▶ _WHAT YOU NEED TO DO_: Which lines hold the string "into"? Copy every one of them.

Stored items:
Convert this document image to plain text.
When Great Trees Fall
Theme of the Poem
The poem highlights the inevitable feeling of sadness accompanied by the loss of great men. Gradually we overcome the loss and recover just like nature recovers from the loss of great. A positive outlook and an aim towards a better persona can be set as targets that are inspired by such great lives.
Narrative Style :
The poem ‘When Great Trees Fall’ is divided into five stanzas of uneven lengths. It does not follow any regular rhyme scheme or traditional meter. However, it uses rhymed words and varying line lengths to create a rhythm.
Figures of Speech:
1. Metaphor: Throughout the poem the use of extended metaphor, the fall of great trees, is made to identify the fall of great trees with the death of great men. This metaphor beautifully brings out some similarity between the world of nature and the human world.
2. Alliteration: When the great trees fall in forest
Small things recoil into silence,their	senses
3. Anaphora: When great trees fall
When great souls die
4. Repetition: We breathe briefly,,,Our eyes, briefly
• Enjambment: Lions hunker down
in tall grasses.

▶ _REPLY_:
The poem ‘When Great Trees Fall’ is divided into five stanzas of uneven lengths. It does not follow any regular rhyme scheme or traditional meter. However, it uses rhymed words and varying line lengths to create a rhythm.
Small things recoil into silence,their	senses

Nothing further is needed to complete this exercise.